++++ Records to process
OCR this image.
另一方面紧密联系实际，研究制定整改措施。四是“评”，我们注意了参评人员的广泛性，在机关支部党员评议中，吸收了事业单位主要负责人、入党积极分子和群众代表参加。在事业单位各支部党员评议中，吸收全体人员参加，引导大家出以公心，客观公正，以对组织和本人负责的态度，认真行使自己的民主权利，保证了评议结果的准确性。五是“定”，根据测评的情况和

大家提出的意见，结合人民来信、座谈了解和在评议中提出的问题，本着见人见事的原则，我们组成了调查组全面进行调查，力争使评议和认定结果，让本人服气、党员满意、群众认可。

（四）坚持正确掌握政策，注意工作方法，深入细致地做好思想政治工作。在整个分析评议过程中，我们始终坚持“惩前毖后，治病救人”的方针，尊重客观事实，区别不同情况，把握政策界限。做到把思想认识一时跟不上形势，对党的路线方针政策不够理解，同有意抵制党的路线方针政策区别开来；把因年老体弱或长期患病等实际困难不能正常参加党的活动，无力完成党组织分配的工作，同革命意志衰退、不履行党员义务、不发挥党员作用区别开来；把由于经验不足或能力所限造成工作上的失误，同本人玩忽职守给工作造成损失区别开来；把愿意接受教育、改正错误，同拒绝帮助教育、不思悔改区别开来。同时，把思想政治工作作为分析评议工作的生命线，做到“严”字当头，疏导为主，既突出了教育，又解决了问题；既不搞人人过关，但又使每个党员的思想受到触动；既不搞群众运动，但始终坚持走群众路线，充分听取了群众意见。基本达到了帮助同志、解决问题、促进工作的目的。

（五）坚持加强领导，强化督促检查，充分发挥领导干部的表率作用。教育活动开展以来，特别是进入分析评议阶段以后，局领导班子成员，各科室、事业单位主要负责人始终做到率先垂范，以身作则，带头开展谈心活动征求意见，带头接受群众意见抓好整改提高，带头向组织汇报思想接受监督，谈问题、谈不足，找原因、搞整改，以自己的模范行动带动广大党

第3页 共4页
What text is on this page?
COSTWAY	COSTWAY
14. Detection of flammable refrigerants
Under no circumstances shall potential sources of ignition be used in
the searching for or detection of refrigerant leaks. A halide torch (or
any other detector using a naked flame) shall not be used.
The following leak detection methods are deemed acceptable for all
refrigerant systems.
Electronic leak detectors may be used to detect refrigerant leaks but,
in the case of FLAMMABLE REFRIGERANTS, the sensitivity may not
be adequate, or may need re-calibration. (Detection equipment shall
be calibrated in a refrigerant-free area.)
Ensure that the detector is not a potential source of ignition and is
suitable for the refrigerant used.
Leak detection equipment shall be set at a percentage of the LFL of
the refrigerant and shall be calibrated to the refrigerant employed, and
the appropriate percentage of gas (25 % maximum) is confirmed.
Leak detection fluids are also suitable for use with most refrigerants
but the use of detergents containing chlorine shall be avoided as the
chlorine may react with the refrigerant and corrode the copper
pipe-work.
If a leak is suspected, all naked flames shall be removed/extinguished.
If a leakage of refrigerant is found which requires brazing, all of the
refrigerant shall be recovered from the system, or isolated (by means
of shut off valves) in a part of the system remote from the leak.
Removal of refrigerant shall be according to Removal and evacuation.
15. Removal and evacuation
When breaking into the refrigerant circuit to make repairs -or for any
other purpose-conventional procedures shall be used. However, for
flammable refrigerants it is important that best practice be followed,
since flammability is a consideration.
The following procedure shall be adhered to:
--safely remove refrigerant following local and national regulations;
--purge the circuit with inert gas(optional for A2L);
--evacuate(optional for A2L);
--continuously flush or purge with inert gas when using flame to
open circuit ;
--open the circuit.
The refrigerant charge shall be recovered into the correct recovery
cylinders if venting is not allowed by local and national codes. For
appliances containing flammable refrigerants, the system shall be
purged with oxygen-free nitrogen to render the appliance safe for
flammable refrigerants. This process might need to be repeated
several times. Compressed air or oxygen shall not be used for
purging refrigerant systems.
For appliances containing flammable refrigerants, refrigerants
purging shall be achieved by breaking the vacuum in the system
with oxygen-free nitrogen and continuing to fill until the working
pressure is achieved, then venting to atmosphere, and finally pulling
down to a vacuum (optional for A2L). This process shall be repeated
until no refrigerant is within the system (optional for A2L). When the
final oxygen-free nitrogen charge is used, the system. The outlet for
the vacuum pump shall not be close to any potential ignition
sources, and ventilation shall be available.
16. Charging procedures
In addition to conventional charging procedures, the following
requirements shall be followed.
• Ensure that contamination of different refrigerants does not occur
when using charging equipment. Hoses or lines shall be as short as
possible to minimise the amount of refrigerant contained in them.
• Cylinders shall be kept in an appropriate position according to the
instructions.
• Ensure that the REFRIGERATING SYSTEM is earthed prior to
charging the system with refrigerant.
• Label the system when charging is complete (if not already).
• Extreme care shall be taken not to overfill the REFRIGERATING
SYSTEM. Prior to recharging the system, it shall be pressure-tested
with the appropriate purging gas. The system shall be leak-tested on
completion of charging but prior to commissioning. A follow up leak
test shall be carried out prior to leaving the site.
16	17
++++++++
Extract each line of the material exactly as it stands.

● Final answer
OCR this image.
另一方面紧密联系实际，研究制定整改措施。四是“评”，我们注意了参评人员的广泛性，在机关支部党员评议中，吸收了事业单位主要负责人、入党积极分子和群众代表参加。在事业单位各支部党员评议中，吸收全体人员参加，引导大家出以公心，客观公正，以对组织和本人负责的态度，认真行使自己的民主权利，保证了评议结果的准确性。五是“定”，根据测评的情况和

大家提出的意见，结合人民来信、座谈了解和在评议中提出的问题，本着见人见事的原则，我们组成了调查组全面进行调查，力争使评议和认定结果，让本人服气、党员满意、群众认可。

（四）坚持正确掌握政策，注意工作方法，深入细致地做好思想政治工作。在整个分析评议过程中，我们始终坚持“惩前毖后，治病救人”的方针，尊重客观事实，区别不同情况，把握政策界限。做到把思想认识一时跟不上形势，对党的路线方针政策不够理解，同有意抵制党的路线方针政策区别开来；把因年老体弱或长期患病等实际困难不能正常参加党的活动，无力完成党组织分配的工作，同革命意志衰退、不履行党员义务、不发挥党员作用区别开来；把由于经验不足或能力所限造成工作上的失误，同本人玩忽职守给工作造成损失区别开来；把愿意接受教育、改正错误，同拒绝帮助教育、不思悔改区别开来。同时，把思想政治工作作为分析评议工作的生命线，做到“严”字当头，疏导为主，既突出了教育，又解决了问题；既不搞人人过关，但又使每个党员的思想受到触动；既不搞群众运动，但始终坚持走群众路线，充分听取了群众意见。基本达到了帮助同志、解决问题、促进工作的目的。

（五）坚持加强领导，强化督促检查，充分发挥领导干部的表率作用。教育活动开展以来，特别是进入分析评议阶段以后，局领导班子成员，各科室、事业单位主要负责人始终做到率先垂范，以身作则，带头开展谈心活动征求意见，带头接受群众意见抓好整改提高，带头向组织汇报思想接受监督，谈问题、谈不足，找原因、搞整改，以自己的模范行动带动广大党

第3页 共4页
What text is on this page?
COSTWAY	COSTWAY
14. Detection of flammable refrigerants
Under no circumstances shall potential sources of ignition be used in
the searching for or detection of refrigerant leaks. A halide torch (or
any other detector using a naked flame) shall not be used.
The following leak detection methods are deemed acceptable for all
refrigerant systems.
Electronic leak detectors may be used to detect refrigerant leaks but,
in the case of FLAMMABLE REFRIGERANTS, the sensitivity may not
be adequate, or may need re-calibration. (Detection equipment shall
be calibrated in a refrigerant-free area.)
Ensure that the detector is not a potential source of ignition and is
suitable for the refrigerant used.
Leak detection equipment shall be set at a percentage of the LFL of
the refrigerant and shall be calibrated to the refrigerant employed, and
the appropriate percentage of gas (25 % maximum) is confirmed.
Leak detection fluids are also suitable for use with most refrigerants
but the use of detergents containing chlorine shall be avoided as the
chlorine may react with the refrigerant and corrode the copper
pipe-work.
If a leak is suspected, all naked flames shall be removed/extinguished.
If a leakage of refrigerant is found which requires brazing, all of the
refrigerant shall be recovered from the system, or isolated (by means
of shut off valves) in a part of the system remote from the leak.
Removal of refrigerant shall be according to Removal and evacuation.
15. Removal and evacuation
When breaking into the refrigerant circuit to make repairs -or for any
other purpose-conventional procedures shall be used. However, for
flammable refrigerants it is important that best practice be followed,
since flammability is a consideration.
The following procedure shall be adhered to:
--safely remove refrigerant following local and national regulations;
--purge the circuit with inert gas(optional for A2L);
--evacuate(optional for A2L);
--continuously flush or purge with inert gas when using flame to
open circuit ;
--open the circuit.
The refrigerant charge shall be recovered into the correct recovery
cylinders if venting is not allowed by local and national codes. For
appliances containing flammable refrigerants, the system shall be
purged with oxygen-free nitrogen to render the appliance safe for
flammable refrigerants. This process might need to be repeated
several times. Compressed air or oxygen shall not be used for
purging refrigerant systems.
For appliances containing flammable refrigerants, refrigerants
purging shall be achieved by breaking the vacuum in the system
with oxygen-free nitrogen and continuing to fill until the working
pressure is achieved, then venting to atmosphere, and finally pulling
down to a vacuum (optional for A2L). This process shall be repeated
until no refrigerant is within the system (optional for A2L). When the
final oxygen-free nitrogen charge is used, the system. The outlet for
the vacuum pump shall not be close to any potential ignition
sources, and ventilation shall be available.
16. Charging procedures
In addition to conventional charging procedures, the following
requirements shall be followed.
• Ensure that contamination of different refrigerants does not occur
when using charging equipment. Hoses or lines shall be as short as
possible to minimise the amount of refrigerant contained in them.
• Cylinders shall be kept in an appropriate position according to the
instructions.
• Ensure that the REFRIGERATING SYSTEM is earthed prior to
charging the system with refrigerant.
• Label the system when charging is complete (if not already).
• Extreme care shall be taken not to overfill the REFRIGERATING
SYSTEM. Prior to recharging the system, it shall be pressure-tested
with the appropriate purging gas. The system shall be leak-tested on
completion of charging but prior to commissioning. A follow up leak
test shall be carried out prior to leaving the site.
16	17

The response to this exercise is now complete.